**PAGE TEXT:**

March 19, 2007 — Senators pledged a broad range of support for issues affecting seniors Monday at a meeting with the V.I. chapter of the AARP, including establishment of a council on aging.
"We may not agree on precisely what needs to be done, but we all agree something needs to be done," said Senate President Usie Richards.
Several senators met with AARP members at Gertrude's Monday morning to listen to their concerns and discuss policy priorities and legislation.
Everyone at the breakfast received a report detailing the AARP's V.I. legislative agenda. Major priorities include setting up a territorial council on aging, establishing mandatory universal health insurance, ensuring the solvency of the V.I. Government Employees' Retirement System (GERS) and anti-age-discrimination legislation. The AARP also calls for letting pensioners who work get both Social Security payments and unemployment pay instead of reducing the unemployment pay, as under current law.
The 10 or so senators in attendance each spoke in support of the agenda and of the importance of taking proper care of the elderly. The meeting was originally scheduled to go on all day, but had to be shortened because of a scheduled confirmation hearing on St. Thomas in the afternoon.
When he addressed the gathering, Richards outlined the majority coalition's legislative agenda. He touched on health care, the homeless, education, roads and other pressing issues in the community. He also pointed to legislation on the 27th Legislature's agenda for each issue rather than focusing solely on issues specific to seniors. Later Richards expressed his support for the basic goals behind the AARP legislative agenda, as did all of the senators at the meeting.

**STATED PROBLEM A:**
According to the article on the senators' meeting with the AARP, why was the meeting shortened?
**STATED PROBLEM B:**
Continue the article on the senators' meeting with the V.I. chapter of the AARP from its final sentence.

**GIVEN MATERIAL:**
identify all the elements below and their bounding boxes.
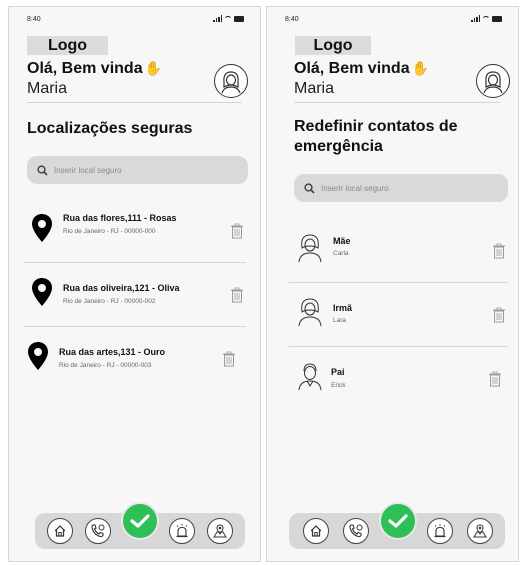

**EXPECTED ANSWER A:**
It was cut short because of a confirmation hearing scheduled on St. Thomas that afternoon.

**EXPECTED ANSWER B:**
"What about those who don't have someone to take care of them when they get old?" Sen. Carlton Dowe asked the crowd. "We have a responsibility to take care of our own, take care of those who need help."
The senator elicited applause when he proposed a new facility for seniors.
"What's wrong with a nice senior center, with amenities, a pool, a comfortable place for assisted living," Dowe said, adding that he was looking into a parcel of land on St. Thomas that might serve the purpose.
Another senator bemoaned the nature of senior-care facilities.
"I feel embarrassed sometimes at how we keep our seniors cooped up," said Sen. Terrence "Positive" Nelson, noting that isolation and loneliness are serious problems for the elderly. "I hope I won't be in such a situation. I would like to be in a comfortable setting when the time comes, a place where, if someone visits, they can spend the night."
A colleague pledged support for one of the AARP's top priorities.
"You have many senators in the 27th legislature who will support the establishment of a council on aging," said Sen. Louis Hill. "This is a subject we have been working on since the 26th legislature. Setting up a council outside of government and independent is a very good idea."
Addressing concerns about the solvency of the GERS, Hill mentioned recent legislation authorizing the system to take on $600 million in new bond debt to finance looming shortfalls. Critics of the bond idea argue that funding the pension fund shortfall with new debt does not ultimately solve the problem. Hill speculated that a modified proposal, with a smaller bond issue, might be in the offing.
Sen. Ronald Russell also indicated a pending change in the GERS bond legislation.
"The GERS bill we passed that created so much division recently was recommended by the GERS board," Russell said. "I hope in the next legislature that we can work with the GERS and AARP toward the goal of modifying the measure to make a better, more perfect bill."
The senate president's comments also included talk of his commitment to focusing government on service.
"I am not going to go before the AARP of the V.I. and tell you one thing, then go before another group and say something else," Richards said. "I believe this is the first time in a long time you have had a legislative body so responsive here in the Virgin Islands."
Before the meeting adjourned, Richards apologized for cutting the meeting short.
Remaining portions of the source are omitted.